» **SHORT EXERCISE**
Go through the lines below and copy each one that holds the string "title".

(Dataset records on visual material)
☆ ☆ ☆ ☆ ☆ ☆ ☆

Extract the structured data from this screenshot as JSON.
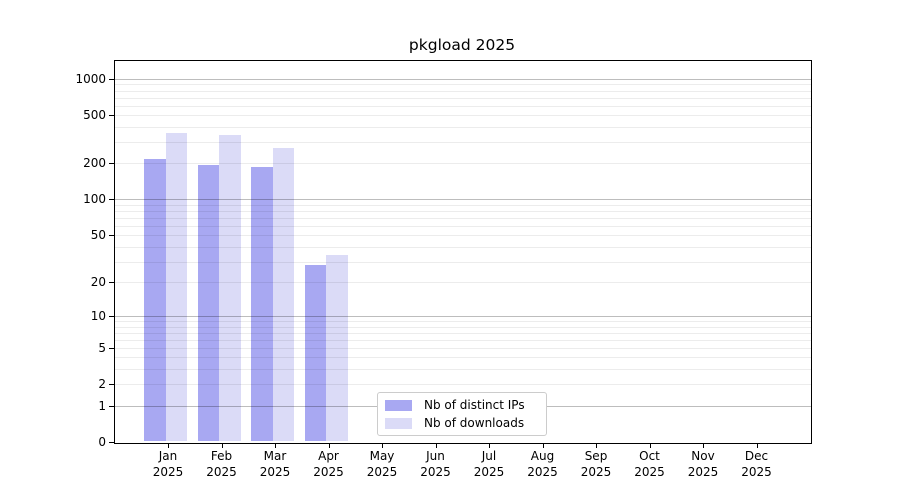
{
  "chart_data": {
    "type": "bar",
    "title": "pkgload 2025",
    "categories": [
      "Jan",
      "Feb",
      "Mar",
      "Apr",
      "May",
      "Jun",
      "Jul",
      "Aug",
      "Sep",
      "Oct",
      "Nov",
      "Dec"
    ],
    "year_label": "2025",
    "series": [
      {
        "name": "Nb of distinct IPs",
        "color": "#a8a8f2",
        "values": [
          218,
          195,
          187,
          28,
          0,
          0,
          0,
          0,
          0,
          0,
          0,
          0
        ]
      },
      {
        "name": "Nb of downloads",
        "color": "#dbdbf7",
        "values": [
          355,
          345,
          270,
          34,
          0,
          0,
          0,
          0,
          0,
          0,
          0,
          0
        ]
      }
    ],
    "y_axis": {
      "scale": "log1p",
      "tick_labels": [
        "1000",
        "500",
        "200",
        "100",
        "50",
        "20",
        "10",
        "5",
        "2",
        "1",
        "0"
      ],
      "tick_values": [
        1000,
        500,
        200,
        100,
        50,
        20,
        10,
        5,
        2,
        1,
        0
      ],
      "major_gridline_values": [
        1,
        10,
        100,
        1000
      ]
    },
    "grid": true,
    "legend_position": "inside-bottom-center"
  }
}
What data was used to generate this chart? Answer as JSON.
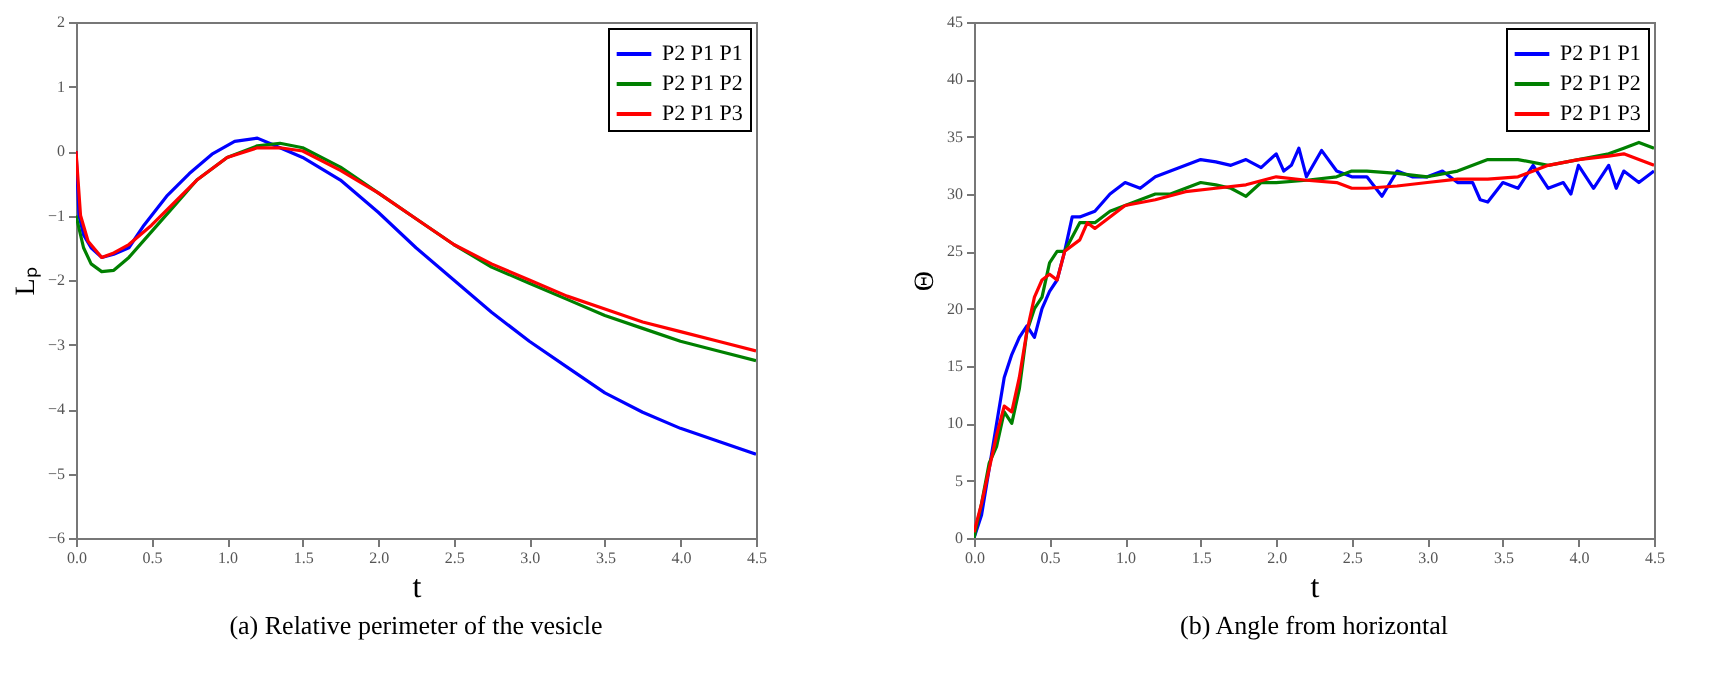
{
  "chart_data": [
    {
      "type": "line",
      "title": "(a) Relative perimeter of the vesicle",
      "xlabel": "t",
      "ylabel": "Lₚ",
      "xlim": [
        0,
        4.5
      ],
      "ylim": [
        -6,
        2
      ],
      "xticks": [
        {
          "value": 0,
          "label": "0.0"
        },
        0.5,
        {
          "value": 1,
          "label": "1.0"
        },
        1.5,
        {
          "value": 2,
          "label": "2.0"
        },
        2.5,
        {
          "value": 3,
          "label": "3.0"
        },
        3.5,
        {
          "value": 4,
          "label": "4.0"
        },
        4.5
      ],
      "yticks": [
        -6,
        -5,
        -4,
        -3,
        -2,
        -1,
        0,
        1,
        2
      ],
      "grid": false,
      "legend": "top right",
      "series": [
        {
          "name": "P2 P1 P1",
          "color": "#0000ff",
          "x": [
            0,
            0.02,
            0.05,
            0.1,
            0.17,
            0.25,
            0.35,
            0.45,
            0.6,
            0.75,
            0.9,
            1.05,
            1.2,
            1.3,
            1.5,
            1.75,
            2.0,
            2.25,
            2.5,
            2.75,
            3.0,
            3.25,
            3.5,
            3.75,
            4.0,
            4.25,
            4.5
          ],
          "values": [
            0,
            -1,
            -1.3,
            -1.5,
            -1.65,
            -1.6,
            -1.5,
            -1.15,
            -0.7,
            -0.35,
            -0.05,
            0.15,
            0.2,
            0.1,
            -0.1,
            -0.45,
            -0.95,
            -1.5,
            -2.0,
            -2.5,
            -2.95,
            -3.35,
            -3.75,
            -4.05,
            -4.3,
            -4.5,
            -4.7
          ]
        },
        {
          "name": "P2 P1 P2",
          "color": "#008000",
          "x": [
            0,
            0.05,
            0.1,
            0.17,
            0.25,
            0.35,
            0.5,
            0.65,
            0.8,
            1.0,
            1.2,
            1.35,
            1.5,
            1.75,
            2.0,
            2.25,
            2.5,
            2.75,
            3.0,
            3.25,
            3.5,
            3.75,
            4.0,
            4.25,
            4.5
          ],
          "values": [
            -1.0,
            -1.5,
            -1.75,
            -1.87,
            -1.85,
            -1.65,
            -1.25,
            -0.85,
            -0.45,
            -0.1,
            0.08,
            0.12,
            0.05,
            -0.25,
            -0.65,
            -1.05,
            -1.45,
            -1.8,
            -2.05,
            -2.3,
            -2.55,
            -2.75,
            -2.95,
            -3.1,
            -3.25
          ]
        },
        {
          "name": "P2 P1 P3",
          "color": "#ff0000",
          "x": [
            0,
            0.03,
            0.08,
            0.17,
            0.25,
            0.35,
            0.5,
            0.65,
            0.8,
            1.0,
            1.2,
            1.35,
            1.5,
            1.75,
            2.0,
            2.25,
            2.5,
            2.75,
            3.0,
            3.25,
            3.5,
            3.75,
            4.0,
            4.25,
            4.5
          ],
          "values": [
            0,
            -1.0,
            -1.4,
            -1.65,
            -1.58,
            -1.45,
            -1.15,
            -0.8,
            -0.45,
            -0.1,
            0.05,
            0.05,
            0.0,
            -0.3,
            -0.65,
            -1.05,
            -1.45,
            -1.75,
            -2.0,
            -2.25,
            -2.45,
            -2.65,
            -2.8,
            -2.95,
            -3.1
          ]
        }
      ]
    },
    {
      "type": "line",
      "title": "(b) Angle from horizontal",
      "xlabel": "t",
      "ylabel": "Θ",
      "xlim": [
        0,
        4.5
      ],
      "ylim": [
        0,
        45
      ],
      "xticks": [
        {
          "value": 0,
          "label": "0.0"
        },
        0.5,
        {
          "value": 1,
          "label": "1.0"
        },
        1.5,
        {
          "value": 2,
          "label": "2.0"
        },
        2.5,
        {
          "value": 3,
          "label": "3.0"
        },
        3.5,
        {
          "value": 4,
          "label": "4.0"
        },
        4.5
      ],
      "yticks": [
        0,
        5,
        10,
        15,
        20,
        25,
        30,
        35,
        40,
        45
      ],
      "grid": false,
      "legend": "top right",
      "series": [
        {
          "name": "P2 P1 P1",
          "color": "#0000ff",
          "x": [
            0,
            0.05,
            0.1,
            0.15,
            0.2,
            0.25,
            0.3,
            0.35,
            0.4,
            0.45,
            0.5,
            0.55,
            0.6,
            0.65,
            0.7,
            0.8,
            0.9,
            1.0,
            1.1,
            1.2,
            1.3,
            1.4,
            1.5,
            1.6,
            1.7,
            1.8,
            1.9,
            2.0,
            2.05,
            2.1,
            2.15,
            2.2,
            2.3,
            2.4,
            2.5,
            2.6,
            2.7,
            2.8,
            2.9,
            3.0,
            3.1,
            3.2,
            3.3,
            3.35,
            3.4,
            3.5,
            3.6,
            3.7,
            3.8,
            3.9,
            3.95,
            4.0,
            4.1,
            4.2,
            4.25,
            4.3,
            4.4,
            4.5
          ],
          "values": [
            0,
            2,
            6,
            10,
            14,
            16,
            17.5,
            18.5,
            17.5,
            20,
            21.5,
            22.5,
            25,
            28,
            28,
            28.5,
            30,
            31,
            30.5,
            31.5,
            32,
            32.5,
            33,
            32.8,
            32.5,
            33,
            32.3,
            33.5,
            32,
            32.5,
            34,
            31.5,
            33.8,
            32,
            31.5,
            31.5,
            29.8,
            32,
            31.5,
            31.5,
            32,
            31,
            31,
            29.5,
            29.3,
            31,
            30.5,
            32.5,
            30.5,
            31,
            30,
            32.5,
            30.5,
            32.5,
            30.5,
            32,
            31,
            32
          ]
        },
        {
          "name": "P2 P1 P2",
          "color": "#008000",
          "x": [
            0,
            0.05,
            0.1,
            0.15,
            0.2,
            0.25,
            0.3,
            0.35,
            0.4,
            0.45,
            0.5,
            0.55,
            0.6,
            0.7,
            0.8,
            0.9,
            1.0,
            1.1,
            1.2,
            1.3,
            1.4,
            1.5,
            1.6,
            1.7,
            1.8,
            1.9,
            2.0,
            2.2,
            2.4,
            2.5,
            2.6,
            2.8,
            3.0,
            3.2,
            3.4,
            3.6,
            3.8,
            4.0,
            4.2,
            4.3,
            4.4,
            4.5
          ],
          "values": [
            0,
            3,
            6.5,
            8,
            11,
            10,
            13,
            18,
            20,
            21,
            24,
            25,
            25,
            27.5,
            27.5,
            28.5,
            29,
            29.5,
            30,
            30,
            30.5,
            31,
            30.8,
            30.5,
            29.8,
            31,
            31,
            31.2,
            31.5,
            32,
            32,
            31.8,
            31.5,
            32,
            33,
            33,
            32.5,
            33,
            33.5,
            34,
            34.5,
            34
          ]
        },
        {
          "name": "P2 P1 P3",
          "color": "#ff0000",
          "x": [
            0,
            0.05,
            0.1,
            0.15,
            0.2,
            0.25,
            0.3,
            0.35,
            0.4,
            0.45,
            0.5,
            0.55,
            0.6,
            0.7,
            0.75,
            0.8,
            0.9,
            1.0,
            1.2,
            1.4,
            1.6,
            1.8,
            2.0,
            2.2,
            2.4,
            2.5,
            2.6,
            2.8,
            3.0,
            3.2,
            3.4,
            3.6,
            3.8,
            4.0,
            4.2,
            4.3,
            4.4,
            4.5
          ],
          "values": [
            0.5,
            3,
            6,
            9,
            11.5,
            11,
            14,
            18,
            21,
            22.5,
            23,
            22.5,
            25,
            26,
            27.5,
            27,
            28,
            29,
            29.5,
            30.2,
            30.5,
            30.8,
            31.5,
            31.2,
            31,
            30.5,
            30.5,
            30.7,
            31,
            31.3,
            31.3,
            31.5,
            32.5,
            33,
            33.3,
            33.5,
            33,
            32.5
          ]
        }
      ]
    }
  ]
}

☆ ☆ ☆ ☆ ☆ ☆ ☆

» **CORRECT OUTPUT**
    "title": "pkgload 2025",
      "title": "(a) Relative perimeter of the vesicle",
      "title": "(b) Angle from horizontal",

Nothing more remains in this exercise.